Exercise prompt = Quote every line as written. Omit pictures.

** Start of Exercise input **

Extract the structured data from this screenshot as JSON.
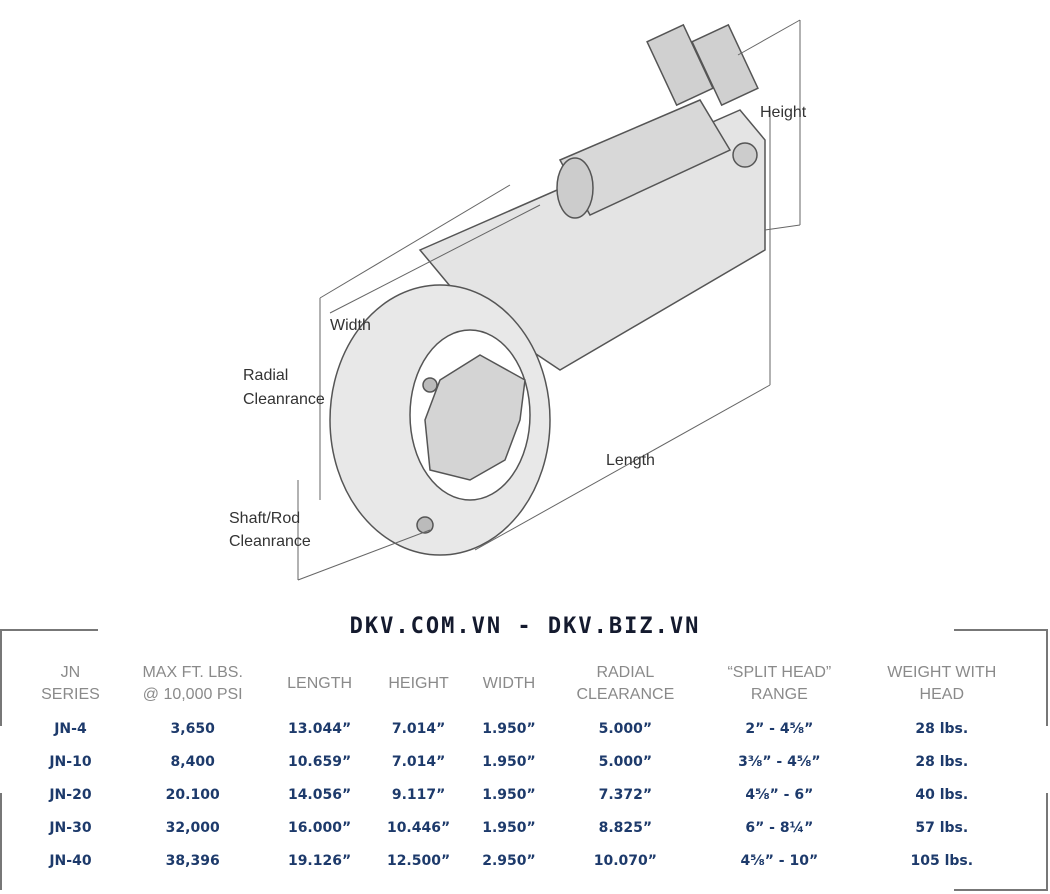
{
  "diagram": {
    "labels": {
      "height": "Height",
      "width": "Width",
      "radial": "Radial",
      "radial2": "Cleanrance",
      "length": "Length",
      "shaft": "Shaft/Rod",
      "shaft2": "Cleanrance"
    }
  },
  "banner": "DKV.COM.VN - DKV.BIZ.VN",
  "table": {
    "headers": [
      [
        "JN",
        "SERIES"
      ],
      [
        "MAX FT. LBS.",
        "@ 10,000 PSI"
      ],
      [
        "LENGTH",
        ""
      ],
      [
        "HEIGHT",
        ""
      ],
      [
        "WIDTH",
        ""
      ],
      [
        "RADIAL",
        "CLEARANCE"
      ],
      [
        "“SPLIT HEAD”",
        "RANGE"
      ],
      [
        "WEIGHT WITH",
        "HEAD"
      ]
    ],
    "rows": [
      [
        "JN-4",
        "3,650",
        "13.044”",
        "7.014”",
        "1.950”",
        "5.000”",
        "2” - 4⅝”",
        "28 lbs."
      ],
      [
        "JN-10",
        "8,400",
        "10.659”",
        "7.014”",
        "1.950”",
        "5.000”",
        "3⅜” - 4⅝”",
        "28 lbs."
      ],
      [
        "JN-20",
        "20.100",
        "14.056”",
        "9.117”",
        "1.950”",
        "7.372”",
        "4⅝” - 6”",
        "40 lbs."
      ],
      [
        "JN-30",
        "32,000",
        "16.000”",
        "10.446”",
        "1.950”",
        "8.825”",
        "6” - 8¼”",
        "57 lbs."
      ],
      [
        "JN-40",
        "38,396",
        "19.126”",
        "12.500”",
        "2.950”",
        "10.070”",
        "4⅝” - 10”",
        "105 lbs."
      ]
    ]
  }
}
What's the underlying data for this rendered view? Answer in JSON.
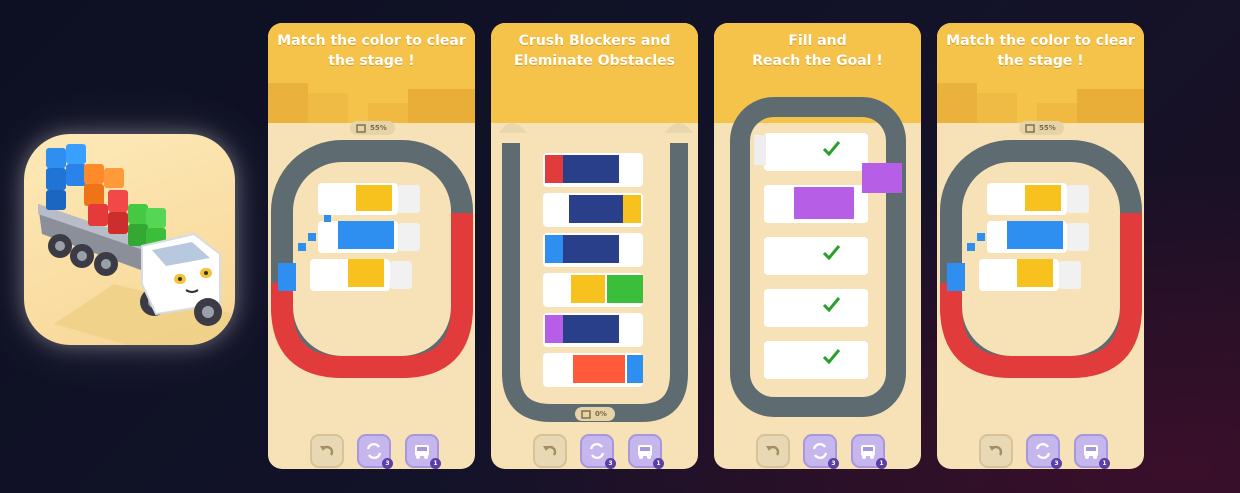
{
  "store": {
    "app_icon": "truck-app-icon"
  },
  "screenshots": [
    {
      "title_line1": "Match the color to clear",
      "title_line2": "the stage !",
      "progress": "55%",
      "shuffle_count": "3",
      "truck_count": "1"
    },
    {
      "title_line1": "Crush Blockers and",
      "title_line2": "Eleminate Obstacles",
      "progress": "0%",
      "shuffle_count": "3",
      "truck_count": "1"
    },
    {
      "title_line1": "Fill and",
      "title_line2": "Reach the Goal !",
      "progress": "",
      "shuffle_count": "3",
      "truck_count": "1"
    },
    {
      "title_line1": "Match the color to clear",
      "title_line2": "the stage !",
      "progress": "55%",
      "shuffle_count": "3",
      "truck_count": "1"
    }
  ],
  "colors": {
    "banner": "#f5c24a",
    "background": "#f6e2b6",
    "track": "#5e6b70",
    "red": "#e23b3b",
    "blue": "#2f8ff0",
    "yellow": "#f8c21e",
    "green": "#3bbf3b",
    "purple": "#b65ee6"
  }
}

** End of Exercise input **

Answer to the task =
Extract the structured data from this screenshot as JSON.
{
  "diagram": {
    "labels": {
      "height": "Height",
      "width": "Width",
      "radial": "Radial",
      "radial2": "Cleanrance",
      "length": "Length",
      "shaft": "Shaft/Rod",
      "shaft2": "Cleanrance"
    }
  },
  "banner": "DKV.COM.VN - DKV.BIZ.VN",
  "table": {
    "headers": [
      [
        "JN",
        "SERIES"
      ],
      [
        "MAX FT. LBS.",
        "@ 10,000 PSI"
      ],
      [
        "LENGTH",
        ""
      ],
      [
        "HEIGHT",
        ""
      ],
      [
        "WIDTH",
        ""
      ],
      [
        "RADIAL",
        "CLEARANCE"
      ],
      [
        "“SPLIT HEAD”",
        "RANGE"
      ],
      [
        "WEIGHT WITH",
        "HEAD"
      ]
    ],
    "rows": [
      [
        "JN-4",
        "3,650",
        "13.044”",
        "7.014”",
        "1.950”",
        "5.000”",
        "2” - 4⅝”",
        "28 lbs."
      ],
      [
        "JN-10",
        "8,400",
        "10.659”",
        "7.014”",
        "1.950”",
        "5.000”",
        "3⅜” - 4⅝”",
        "28 lbs."
      ],
      [
        "JN-20",
        "20.100",
        "14.056”",
        "9.117”",
        "1.950”",
        "7.372”",
        "4⅝” - 6”",
        "40 lbs."
      ],
      [
        "JN-30",
        "32,000",
        "16.000”",
        "10.446”",
        "1.950”",
        "8.825”",
        "6” - 8¼”",
        "57 lbs."
      ],
      [
        "JN-40",
        "38,396",
        "19.126”",
        "12.500”",
        "2.950”",
        "10.070”",
        "4⅝” - 10”",
        "105 lbs."
      ]
    ]
  }
}
What's the underlying data for this rendered view? Answer in JSON.
{
  "store": {
    "app_icon": "truck-app-icon"
  },
  "screenshots": [
    {
      "title_line1": "Match the color to clear",
      "title_line2": "the stage !",
      "progress": "55%",
      "shuffle_count": "3",
      "truck_count": "1"
    },
    {
      "title_line1": "Crush Blockers and",
      "title_line2": "Eleminate Obstacles",
      "progress": "0%",
      "shuffle_count": "3",
      "truck_count": "1"
    },
    {
      "title_line1": "Fill and",
      "title_line2": "Reach the Goal !",
      "progress": "",
      "shuffle_count": "3",
      "truck_count": "1"
    },
    {
      "title_line1": "Match the color to clear",
      "title_line2": "the stage !",
      "progress": "55%",
      "shuffle_count": "3",
      "truck_count": "1"
    }
  ],
  "colors": {
    "banner": "#f5c24a",
    "background": "#f6e2b6",
    "track": "#5e6b70",
    "red": "#e23b3b",
    "blue": "#2f8ff0",
    "yellow": "#f8c21e",
    "green": "#3bbf3b",
    "purple": "#b65ee6"
  }
}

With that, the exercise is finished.